Stored data:
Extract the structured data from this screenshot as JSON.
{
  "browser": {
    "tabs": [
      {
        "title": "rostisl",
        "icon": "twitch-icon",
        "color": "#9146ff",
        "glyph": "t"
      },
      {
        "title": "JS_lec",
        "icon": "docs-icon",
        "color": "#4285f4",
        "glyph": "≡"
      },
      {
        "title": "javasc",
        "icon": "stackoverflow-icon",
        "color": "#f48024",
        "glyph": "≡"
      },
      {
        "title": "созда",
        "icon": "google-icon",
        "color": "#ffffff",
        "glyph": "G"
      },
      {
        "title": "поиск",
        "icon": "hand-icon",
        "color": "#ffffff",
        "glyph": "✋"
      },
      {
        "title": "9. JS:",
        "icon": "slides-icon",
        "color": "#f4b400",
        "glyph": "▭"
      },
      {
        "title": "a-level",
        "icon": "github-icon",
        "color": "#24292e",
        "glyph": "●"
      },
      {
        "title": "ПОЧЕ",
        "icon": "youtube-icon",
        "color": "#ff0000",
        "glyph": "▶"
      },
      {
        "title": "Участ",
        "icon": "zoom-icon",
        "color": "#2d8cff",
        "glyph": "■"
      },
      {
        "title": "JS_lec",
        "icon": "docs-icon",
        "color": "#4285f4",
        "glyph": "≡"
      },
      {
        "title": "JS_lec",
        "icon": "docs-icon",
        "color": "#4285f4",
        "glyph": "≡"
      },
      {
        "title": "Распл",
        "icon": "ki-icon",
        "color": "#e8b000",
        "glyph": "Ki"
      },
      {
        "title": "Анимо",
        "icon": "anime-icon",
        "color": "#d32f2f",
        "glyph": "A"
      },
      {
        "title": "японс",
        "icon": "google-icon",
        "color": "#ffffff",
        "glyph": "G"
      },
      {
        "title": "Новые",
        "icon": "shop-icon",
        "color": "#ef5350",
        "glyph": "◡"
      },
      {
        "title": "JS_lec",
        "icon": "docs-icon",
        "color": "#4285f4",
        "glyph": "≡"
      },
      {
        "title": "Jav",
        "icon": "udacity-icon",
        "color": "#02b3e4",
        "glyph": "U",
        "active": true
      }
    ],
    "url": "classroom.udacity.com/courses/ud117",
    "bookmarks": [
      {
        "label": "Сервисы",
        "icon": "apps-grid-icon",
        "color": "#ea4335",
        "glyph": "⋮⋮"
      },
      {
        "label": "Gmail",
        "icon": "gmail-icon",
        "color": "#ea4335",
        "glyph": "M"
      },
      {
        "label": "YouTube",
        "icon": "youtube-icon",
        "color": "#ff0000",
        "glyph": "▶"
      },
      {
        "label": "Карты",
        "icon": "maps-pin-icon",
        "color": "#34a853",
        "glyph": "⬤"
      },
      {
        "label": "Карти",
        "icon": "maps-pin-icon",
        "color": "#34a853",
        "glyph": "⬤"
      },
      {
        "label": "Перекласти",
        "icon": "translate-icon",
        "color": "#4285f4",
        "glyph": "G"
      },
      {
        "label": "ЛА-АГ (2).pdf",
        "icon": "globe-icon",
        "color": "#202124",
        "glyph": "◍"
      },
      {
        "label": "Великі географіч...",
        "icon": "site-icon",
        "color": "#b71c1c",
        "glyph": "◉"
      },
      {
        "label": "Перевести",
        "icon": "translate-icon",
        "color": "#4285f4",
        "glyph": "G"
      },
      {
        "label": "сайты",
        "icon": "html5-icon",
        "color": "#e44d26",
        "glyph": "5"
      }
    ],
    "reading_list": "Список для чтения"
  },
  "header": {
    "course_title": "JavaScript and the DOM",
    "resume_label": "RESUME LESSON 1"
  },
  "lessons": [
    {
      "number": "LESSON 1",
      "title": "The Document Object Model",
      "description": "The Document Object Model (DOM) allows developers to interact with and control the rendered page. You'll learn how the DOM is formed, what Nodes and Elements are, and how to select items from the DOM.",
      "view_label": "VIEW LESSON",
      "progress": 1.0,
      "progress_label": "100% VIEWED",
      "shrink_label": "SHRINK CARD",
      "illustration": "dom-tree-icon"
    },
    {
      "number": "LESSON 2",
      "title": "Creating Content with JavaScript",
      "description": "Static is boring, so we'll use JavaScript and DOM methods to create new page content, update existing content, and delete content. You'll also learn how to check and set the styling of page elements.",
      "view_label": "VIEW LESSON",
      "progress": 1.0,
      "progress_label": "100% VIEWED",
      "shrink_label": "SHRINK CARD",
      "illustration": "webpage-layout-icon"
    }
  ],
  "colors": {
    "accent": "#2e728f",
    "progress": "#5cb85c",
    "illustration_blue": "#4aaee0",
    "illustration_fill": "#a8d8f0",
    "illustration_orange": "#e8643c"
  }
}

Task goal: Output every record above exactly as it appears.

Exercise response:
Extract the structured data from this screenshot as JSON.
{
  "browser": {
    "tabs": [
      {
        "title": "rostisl",
        "icon": "twitch-icon",
        "color": "#9146ff",
        "glyph": "t"
      },
      {
        "title": "JS_lec",
        "icon": "docs-icon",
        "color": "#4285f4",
        "glyph": "≡"
      },
      {
        "title": "javasc",
        "icon": "stackoverflow-icon",
        "color": "#f48024",
        "glyph": "≡"
      },
      {
        "title": "созда",
        "icon": "google-icon",
        "color": "#ffffff",
        "glyph": "G"
      },
      {
        "title": "поиск",
        "icon": "hand-icon",
        "color": "#ffffff",
        "glyph": "✋"
      },
      {
        "title": "9. JS:",
        "icon": "slides-icon",
        "color": "#f4b400",
        "glyph": "▭"
      },
      {
        "title": "a-level",
        "icon": "github-icon",
        "color": "#24292e",
        "glyph": "●"
      },
      {
        "title": "ПОЧЕ",
        "icon": "youtube-icon",
        "color": "#ff0000",
        "glyph": "▶"
      },
      {
        "title": "Участ",
        "icon": "zoom-icon",
        "color": "#2d8cff",
        "glyph": "■"
      },
      {
        "title": "JS_lec",
        "icon": "docs-icon",
        "color": "#4285f4",
        "glyph": "≡"
      },
      {
        "title": "JS_lec",
        "icon": "docs-icon",
        "color": "#4285f4",
        "glyph": "≡"
      },
      {
        "title": "Распл",
        "icon": "ki-icon",
        "color": "#e8b000",
        "glyph": "Ki"
      },
      {
        "title": "Анимо",
        "icon": "anime-icon",
        "color": "#d32f2f",
        "glyph": "A"
      },
      {
        "title": "японс",
        "icon": "google-icon",
        "color": "#ffffff",
        "glyph": "G"
      },
      {
        "title": "Новые",
        "icon": "shop-icon",
        "color": "#ef5350",
        "glyph": "◡"
      },
      {
        "title": "JS_lec",
        "icon": "docs-icon",
        "color": "#4285f4",
        "glyph": "≡"
      },
      {
        "title": "Jav",
        "icon": "udacity-icon",
        "color": "#02b3e4",
        "glyph": "U",
        "active": true
      }
    ],
    "url": "classroom.udacity.com/courses/ud117",
    "bookmarks": [
      {
        "label": "Сервисы",
        "icon": "apps-grid-icon",
        "color": "#ea4335",
        "glyph": "⋮⋮"
      },
      {
        "label": "Gmail",
        "icon": "gmail-icon",
        "color": "#ea4335",
        "glyph": "M"
      },
      {
        "label": "YouTube",
        "icon": "youtube-icon",
        "color": "#ff0000",
        "glyph": "▶"
      },
      {
        "label": "Карты",
        "icon": "maps-pin-icon",
        "color": "#34a853",
        "glyph": "⬤"
      },
      {
        "label": "Карти",
        "icon": "maps-pin-icon",
        "color": "#34a853",
        "glyph": "⬤"
      },
      {
        "label": "Перекласти",
        "icon": "translate-icon",
        "color": "#4285f4",
        "glyph": "G"
      },
      {
        "label": "ЛА-АГ (2).pdf",
        "icon": "globe-icon",
        "color": "#202124",
        "glyph": "◍"
      },
      {
        "label": "Великі географіч...",
        "icon": "site-icon",
        "color": "#b71c1c",
        "glyph": "◉"
      },
      {
        "label": "Перевести",
        "icon": "translate-icon",
        "color": "#4285f4",
        "glyph": "G"
      },
      {
        "label": "сайты",
        "icon": "html5-icon",
        "color": "#e44d26",
        "glyph": "5"
      }
    ],
    "reading_list": "Список для чтения"
  },
  "header": {
    "course_title": "JavaScript and the DOM",
    "resume_label": "RESUME LESSON 1"
  },
  "lessons": [
    {
      "number": "LESSON 1",
      "title": "The Document Object Model",
      "description": "The Document Object Model (DOM) allows developers to interact with and control the rendered page. You'll learn how the DOM is formed, what Nodes and Elements are, and how to select items from the DOM.",
      "view_label": "VIEW LESSON",
      "progress": 1.0,
      "progress_label": "100% VIEWED",
      "shrink_label": "SHRINK CARD",
      "illustration": "dom-tree-icon"
    },
    {
      "number": "LESSON 2",
      "title": "Creating Content with JavaScript",
      "description": "Static is boring, so we'll use JavaScript and DOM methods to create new page content, update existing content, and delete content. You'll also learn how to check and set the styling of page elements.",
      "view_label": "VIEW LESSON",
      "progress": 1.0,
      "progress_label": "100% VIEWED",
      "shrink_label": "SHRINK CARD",
      "illustration": "webpage-layout-icon"
    }
  ],
  "colors": {
    "accent": "#2e728f",
    "progress": "#5cb85c",
    "illustration_blue": "#4aaee0",
    "illustration_fill": "#a8d8f0",
    "illustration_orange": "#e8643c"
  }
}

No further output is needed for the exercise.